## WHAT THIS TASK INVOLVES
Show each line from the listing that includes the word "Boys".

## EXCERPTED RECORDS
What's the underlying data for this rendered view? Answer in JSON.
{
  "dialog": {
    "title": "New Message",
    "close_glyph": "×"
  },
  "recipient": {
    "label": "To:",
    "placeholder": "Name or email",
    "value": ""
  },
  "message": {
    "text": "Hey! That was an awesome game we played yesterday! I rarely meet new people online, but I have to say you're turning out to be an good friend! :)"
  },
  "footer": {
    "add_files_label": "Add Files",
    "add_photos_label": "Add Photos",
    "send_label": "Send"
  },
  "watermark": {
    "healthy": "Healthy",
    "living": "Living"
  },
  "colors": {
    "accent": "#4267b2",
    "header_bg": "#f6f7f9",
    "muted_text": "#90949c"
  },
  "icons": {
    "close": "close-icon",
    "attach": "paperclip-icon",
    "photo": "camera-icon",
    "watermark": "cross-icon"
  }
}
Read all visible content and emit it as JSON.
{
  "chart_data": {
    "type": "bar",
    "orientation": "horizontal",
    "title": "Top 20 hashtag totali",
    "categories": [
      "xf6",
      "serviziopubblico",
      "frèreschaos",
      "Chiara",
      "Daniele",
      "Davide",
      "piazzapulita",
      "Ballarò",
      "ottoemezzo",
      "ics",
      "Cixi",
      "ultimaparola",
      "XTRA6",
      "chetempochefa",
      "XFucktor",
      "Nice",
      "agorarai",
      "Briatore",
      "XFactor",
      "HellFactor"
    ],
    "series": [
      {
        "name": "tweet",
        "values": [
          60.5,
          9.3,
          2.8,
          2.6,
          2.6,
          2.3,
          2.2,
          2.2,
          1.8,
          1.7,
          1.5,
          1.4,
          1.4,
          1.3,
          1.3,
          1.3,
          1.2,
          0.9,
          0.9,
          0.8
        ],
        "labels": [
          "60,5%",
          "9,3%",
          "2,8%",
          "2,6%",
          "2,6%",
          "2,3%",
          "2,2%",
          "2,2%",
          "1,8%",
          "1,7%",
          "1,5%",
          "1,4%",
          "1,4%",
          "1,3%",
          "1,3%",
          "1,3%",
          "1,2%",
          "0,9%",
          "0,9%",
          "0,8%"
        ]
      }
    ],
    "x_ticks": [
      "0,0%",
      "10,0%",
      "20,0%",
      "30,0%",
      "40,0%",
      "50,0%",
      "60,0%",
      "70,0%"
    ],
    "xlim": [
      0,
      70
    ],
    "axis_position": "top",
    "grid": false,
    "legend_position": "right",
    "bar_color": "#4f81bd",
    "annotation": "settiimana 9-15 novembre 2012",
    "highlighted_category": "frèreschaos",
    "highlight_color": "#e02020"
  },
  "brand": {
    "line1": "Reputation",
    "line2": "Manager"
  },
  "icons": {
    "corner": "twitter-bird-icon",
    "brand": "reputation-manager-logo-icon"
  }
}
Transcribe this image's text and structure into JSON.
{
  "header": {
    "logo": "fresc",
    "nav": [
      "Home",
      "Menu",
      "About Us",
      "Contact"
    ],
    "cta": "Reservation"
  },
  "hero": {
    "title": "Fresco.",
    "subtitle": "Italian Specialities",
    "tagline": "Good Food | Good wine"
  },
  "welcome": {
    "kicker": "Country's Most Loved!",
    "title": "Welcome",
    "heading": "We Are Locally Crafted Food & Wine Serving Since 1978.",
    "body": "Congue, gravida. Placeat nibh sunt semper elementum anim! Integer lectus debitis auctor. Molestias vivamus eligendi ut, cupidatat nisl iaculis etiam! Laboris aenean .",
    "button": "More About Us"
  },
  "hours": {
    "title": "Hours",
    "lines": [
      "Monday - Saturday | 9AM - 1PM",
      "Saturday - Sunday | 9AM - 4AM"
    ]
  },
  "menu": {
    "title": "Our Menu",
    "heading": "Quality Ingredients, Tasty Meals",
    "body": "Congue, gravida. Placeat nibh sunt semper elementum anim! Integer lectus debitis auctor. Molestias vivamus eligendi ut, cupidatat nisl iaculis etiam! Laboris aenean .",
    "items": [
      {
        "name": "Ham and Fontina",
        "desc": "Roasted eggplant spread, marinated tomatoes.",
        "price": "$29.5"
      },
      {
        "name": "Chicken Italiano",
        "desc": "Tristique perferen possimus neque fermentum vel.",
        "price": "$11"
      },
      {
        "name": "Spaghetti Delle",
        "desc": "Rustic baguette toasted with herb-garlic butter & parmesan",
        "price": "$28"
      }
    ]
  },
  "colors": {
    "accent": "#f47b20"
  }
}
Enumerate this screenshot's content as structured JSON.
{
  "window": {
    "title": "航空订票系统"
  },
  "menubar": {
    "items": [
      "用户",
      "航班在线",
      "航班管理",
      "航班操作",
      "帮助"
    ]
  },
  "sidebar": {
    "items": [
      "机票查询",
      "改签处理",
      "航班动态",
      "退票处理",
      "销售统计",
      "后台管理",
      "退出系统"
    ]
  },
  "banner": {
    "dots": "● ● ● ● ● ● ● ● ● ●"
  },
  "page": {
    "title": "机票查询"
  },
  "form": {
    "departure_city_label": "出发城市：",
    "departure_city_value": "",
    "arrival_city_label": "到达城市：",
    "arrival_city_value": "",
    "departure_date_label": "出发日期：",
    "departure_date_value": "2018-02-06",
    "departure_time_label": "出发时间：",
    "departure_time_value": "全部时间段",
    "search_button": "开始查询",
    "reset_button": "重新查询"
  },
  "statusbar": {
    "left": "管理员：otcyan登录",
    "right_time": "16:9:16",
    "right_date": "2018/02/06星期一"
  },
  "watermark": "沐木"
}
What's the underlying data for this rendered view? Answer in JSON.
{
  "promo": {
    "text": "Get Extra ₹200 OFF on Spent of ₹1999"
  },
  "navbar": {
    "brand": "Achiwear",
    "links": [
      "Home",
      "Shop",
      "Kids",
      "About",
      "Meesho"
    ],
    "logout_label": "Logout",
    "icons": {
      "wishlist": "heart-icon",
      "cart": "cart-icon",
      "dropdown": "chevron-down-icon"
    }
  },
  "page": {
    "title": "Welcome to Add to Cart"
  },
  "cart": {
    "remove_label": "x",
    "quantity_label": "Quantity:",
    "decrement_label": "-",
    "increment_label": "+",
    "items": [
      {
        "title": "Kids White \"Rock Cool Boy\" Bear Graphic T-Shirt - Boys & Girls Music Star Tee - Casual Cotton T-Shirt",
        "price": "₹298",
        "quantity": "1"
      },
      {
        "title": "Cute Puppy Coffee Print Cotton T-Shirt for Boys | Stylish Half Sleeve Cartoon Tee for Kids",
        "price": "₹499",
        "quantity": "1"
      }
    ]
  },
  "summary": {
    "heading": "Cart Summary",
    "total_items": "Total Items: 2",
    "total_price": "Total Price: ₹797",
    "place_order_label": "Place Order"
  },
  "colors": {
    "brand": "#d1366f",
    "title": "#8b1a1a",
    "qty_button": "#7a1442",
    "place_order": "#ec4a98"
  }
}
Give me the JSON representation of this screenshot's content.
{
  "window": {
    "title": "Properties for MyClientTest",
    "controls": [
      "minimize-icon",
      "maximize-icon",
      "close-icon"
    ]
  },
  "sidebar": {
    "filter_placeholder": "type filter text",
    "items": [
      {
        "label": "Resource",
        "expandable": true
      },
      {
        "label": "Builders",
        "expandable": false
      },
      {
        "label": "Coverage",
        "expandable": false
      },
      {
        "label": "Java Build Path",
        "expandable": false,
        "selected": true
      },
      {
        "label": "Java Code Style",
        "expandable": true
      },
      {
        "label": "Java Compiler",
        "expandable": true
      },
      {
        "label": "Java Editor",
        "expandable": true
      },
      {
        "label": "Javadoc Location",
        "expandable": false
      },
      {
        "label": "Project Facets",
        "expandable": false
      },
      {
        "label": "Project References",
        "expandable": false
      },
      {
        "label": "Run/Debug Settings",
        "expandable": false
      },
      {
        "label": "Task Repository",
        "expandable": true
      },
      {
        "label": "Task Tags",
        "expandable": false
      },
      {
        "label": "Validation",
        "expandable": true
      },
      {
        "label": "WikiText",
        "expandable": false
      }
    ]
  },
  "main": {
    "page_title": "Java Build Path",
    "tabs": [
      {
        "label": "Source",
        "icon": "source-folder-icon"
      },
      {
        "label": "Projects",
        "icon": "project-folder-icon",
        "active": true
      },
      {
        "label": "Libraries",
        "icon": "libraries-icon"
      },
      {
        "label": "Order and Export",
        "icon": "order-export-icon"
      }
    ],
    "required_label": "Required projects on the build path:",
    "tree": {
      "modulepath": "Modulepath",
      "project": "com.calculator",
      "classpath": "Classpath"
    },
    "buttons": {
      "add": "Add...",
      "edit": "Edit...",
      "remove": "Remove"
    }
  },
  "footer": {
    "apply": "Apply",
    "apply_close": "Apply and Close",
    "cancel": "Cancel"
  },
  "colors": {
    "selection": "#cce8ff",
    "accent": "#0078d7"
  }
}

## WORKED SOLUTION
        "title": "Kids White \"Rock Cool Boy\" Bear Graphic T-Shirt - Boys & Girls Music Star Tee - Casual Cotton T-Shirt",
        "title": "Cute Puppy Coffee Print Cotton T-Shirt for Boys | Stylish Half Sleeve Cartoon Tee for Kids",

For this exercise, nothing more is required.